━━ Registros

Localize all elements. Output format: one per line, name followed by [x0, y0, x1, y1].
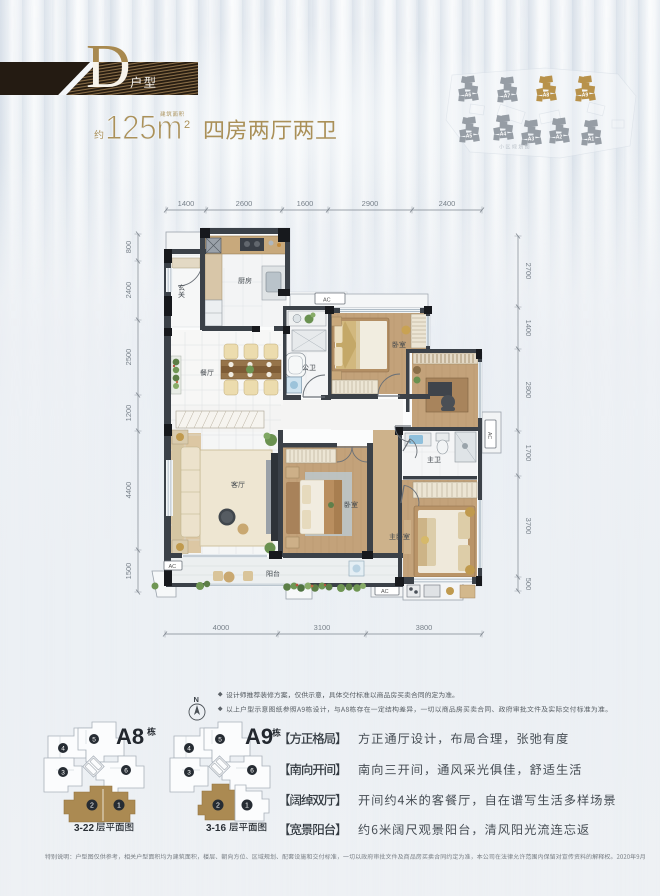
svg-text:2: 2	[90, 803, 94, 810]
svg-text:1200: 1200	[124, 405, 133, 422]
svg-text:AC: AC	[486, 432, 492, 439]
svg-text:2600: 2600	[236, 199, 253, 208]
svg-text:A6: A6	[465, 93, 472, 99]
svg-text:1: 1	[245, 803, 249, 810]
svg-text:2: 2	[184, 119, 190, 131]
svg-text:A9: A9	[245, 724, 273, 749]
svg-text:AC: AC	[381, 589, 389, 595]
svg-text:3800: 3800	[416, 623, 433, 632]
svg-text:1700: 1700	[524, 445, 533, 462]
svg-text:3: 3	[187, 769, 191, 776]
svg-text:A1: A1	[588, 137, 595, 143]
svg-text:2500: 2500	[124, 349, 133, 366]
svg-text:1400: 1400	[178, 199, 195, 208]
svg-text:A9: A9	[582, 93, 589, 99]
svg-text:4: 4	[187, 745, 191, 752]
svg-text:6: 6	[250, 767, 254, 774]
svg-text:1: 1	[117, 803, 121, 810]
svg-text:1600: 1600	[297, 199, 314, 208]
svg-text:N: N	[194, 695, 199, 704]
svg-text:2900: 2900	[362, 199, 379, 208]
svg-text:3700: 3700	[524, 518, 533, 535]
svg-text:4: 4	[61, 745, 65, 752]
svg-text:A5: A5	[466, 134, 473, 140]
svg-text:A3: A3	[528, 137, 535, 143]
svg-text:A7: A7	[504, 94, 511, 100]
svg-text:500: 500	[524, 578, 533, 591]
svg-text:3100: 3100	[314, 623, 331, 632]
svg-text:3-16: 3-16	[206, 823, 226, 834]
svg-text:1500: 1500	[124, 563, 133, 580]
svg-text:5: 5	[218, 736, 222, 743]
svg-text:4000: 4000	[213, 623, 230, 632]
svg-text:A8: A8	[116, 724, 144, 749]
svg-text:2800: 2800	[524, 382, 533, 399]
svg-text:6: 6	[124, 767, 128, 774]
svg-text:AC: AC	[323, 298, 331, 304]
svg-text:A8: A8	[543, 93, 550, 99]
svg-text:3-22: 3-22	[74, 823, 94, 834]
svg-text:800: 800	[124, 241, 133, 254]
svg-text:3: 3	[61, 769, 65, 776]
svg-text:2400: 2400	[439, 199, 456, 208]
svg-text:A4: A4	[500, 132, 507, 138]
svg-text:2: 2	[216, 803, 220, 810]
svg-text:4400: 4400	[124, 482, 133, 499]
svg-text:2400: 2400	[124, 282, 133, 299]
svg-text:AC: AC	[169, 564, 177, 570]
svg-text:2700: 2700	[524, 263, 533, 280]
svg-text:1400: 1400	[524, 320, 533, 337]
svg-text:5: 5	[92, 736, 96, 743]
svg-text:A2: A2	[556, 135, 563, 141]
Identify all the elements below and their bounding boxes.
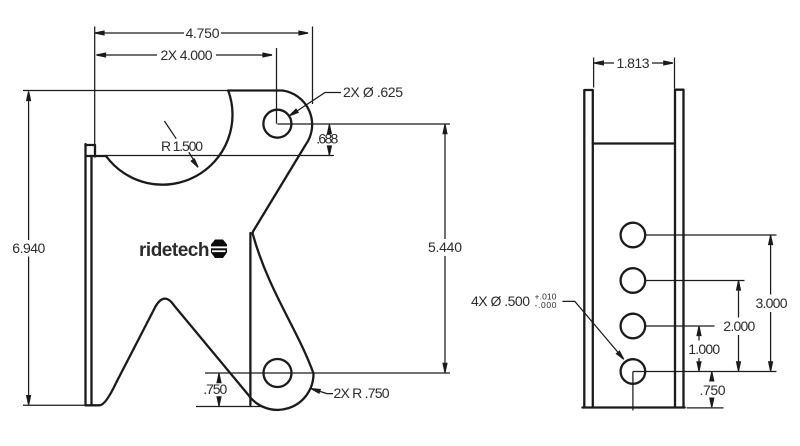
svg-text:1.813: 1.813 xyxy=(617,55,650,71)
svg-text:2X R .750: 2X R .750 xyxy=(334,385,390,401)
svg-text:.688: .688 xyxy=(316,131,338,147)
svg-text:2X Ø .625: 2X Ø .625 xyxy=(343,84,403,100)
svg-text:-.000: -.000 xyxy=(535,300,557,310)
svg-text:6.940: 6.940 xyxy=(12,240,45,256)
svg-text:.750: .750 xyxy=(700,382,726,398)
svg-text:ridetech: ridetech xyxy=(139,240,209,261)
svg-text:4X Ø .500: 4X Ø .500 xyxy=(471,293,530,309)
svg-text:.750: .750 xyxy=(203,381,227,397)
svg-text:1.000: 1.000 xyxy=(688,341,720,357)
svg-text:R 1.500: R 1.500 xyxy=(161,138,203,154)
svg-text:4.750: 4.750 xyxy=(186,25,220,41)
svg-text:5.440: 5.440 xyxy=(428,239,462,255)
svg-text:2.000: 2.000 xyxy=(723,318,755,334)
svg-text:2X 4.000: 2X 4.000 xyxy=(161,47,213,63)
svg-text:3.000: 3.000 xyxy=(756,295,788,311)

━━━━

Objetivo -
Enumera, copiándolas tal cual, todas las líneas de los registros que contienen la palabra "elements".

Respuesta completa -
Localize all elements. Output format: one per line, name followed by [x0, y0, x1, y1].
Identify all the elements below and their bounding boxes.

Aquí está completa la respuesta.